Begin Exercise input

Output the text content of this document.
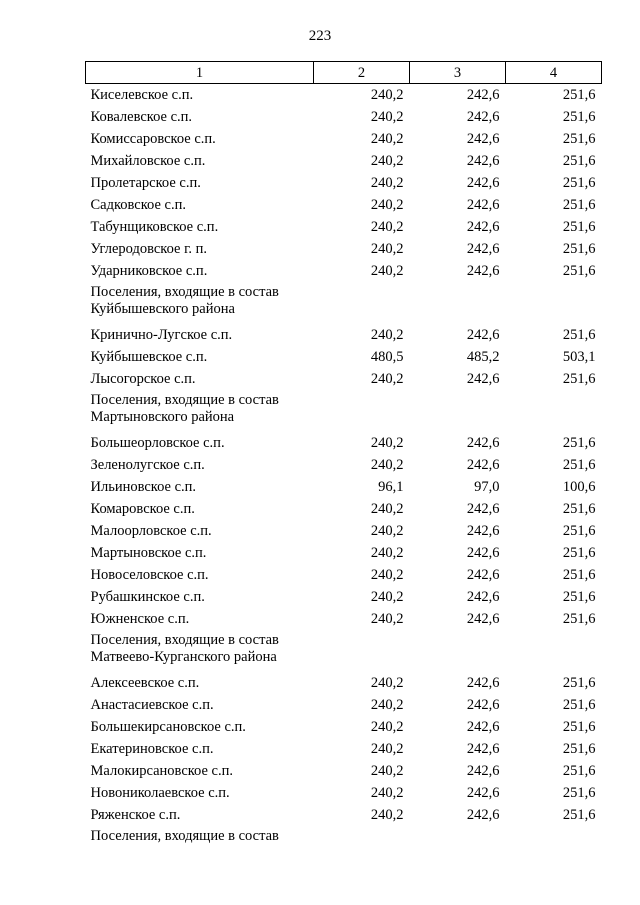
223
1	2	3	4
Киселевское с.п.	240,2	242,6	251,6
Ковалевское с.п.	240,2	242,6	251,6
Комиссаровское с.п.	240,2	242,6	251,6
Михайловское с.п.	240,2	242,6	251,6
Пролетарское с.п.	240,2	242,6	251,6
Садковское с.п.	240,2	242,6	251,6
Табунщиковское с.п.	240,2	242,6	251,6
Углеродовское г. п.	240,2	242,6	251,6
Ударниковское с.п.	240,2	242,6	251,6

Поселения, входящие в состав
Куйбышевского района			

Кринично-Лугское с.п.	240,2	242,6	251,6
Куйбышевское с.п.	480,5	485,2	503,1
Лысогорское с.п.	240,2	242,6	251,6

Поселения, входящие в состав
Мартыновского района			

Большеорловское с.п.	240,2	242,6	251,6
Зеленолугское с.п.	240,2	242,6	251,6
Ильиновское с.п.	96,1	97,0	100,6
Комаровское с.п.	240,2	242,6	251,6
Малоорловское с.п.	240,2	242,6	251,6
Мартыновское с.п.	240,2	242,6	251,6
Новоселовское с.п.	240,2	242,6	251,6
Рубашкинское с.п.	240,2	242,6	251,6
Южненское с.п.	240,2	242,6	251,6

Поселения, входящие в состав
Матвеево-Курганского района			

Алексеевское с.п.	240,2	242,6	251,6
Анастасиевское с.п.	240,2	242,6	251,6
Большекирсановское с.п.	240,2	242,6	251,6
Екатериновское с.п.	240,2	242,6	251,6
Малокирсановское с.п.	240,2	242,6	251,6
Новониколаевское с.п.	240,2	242,6	251,6
Ряженское с.п.	240,2	242,6	251,6

Поселения, входящие в состав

End Exercise input

--- What the task asks ---
Gather all lines with the string "района" from the data.

--- Exercise result ---
Куйбышевского района			
Мартыновского района			
Матвеево-Курганского района			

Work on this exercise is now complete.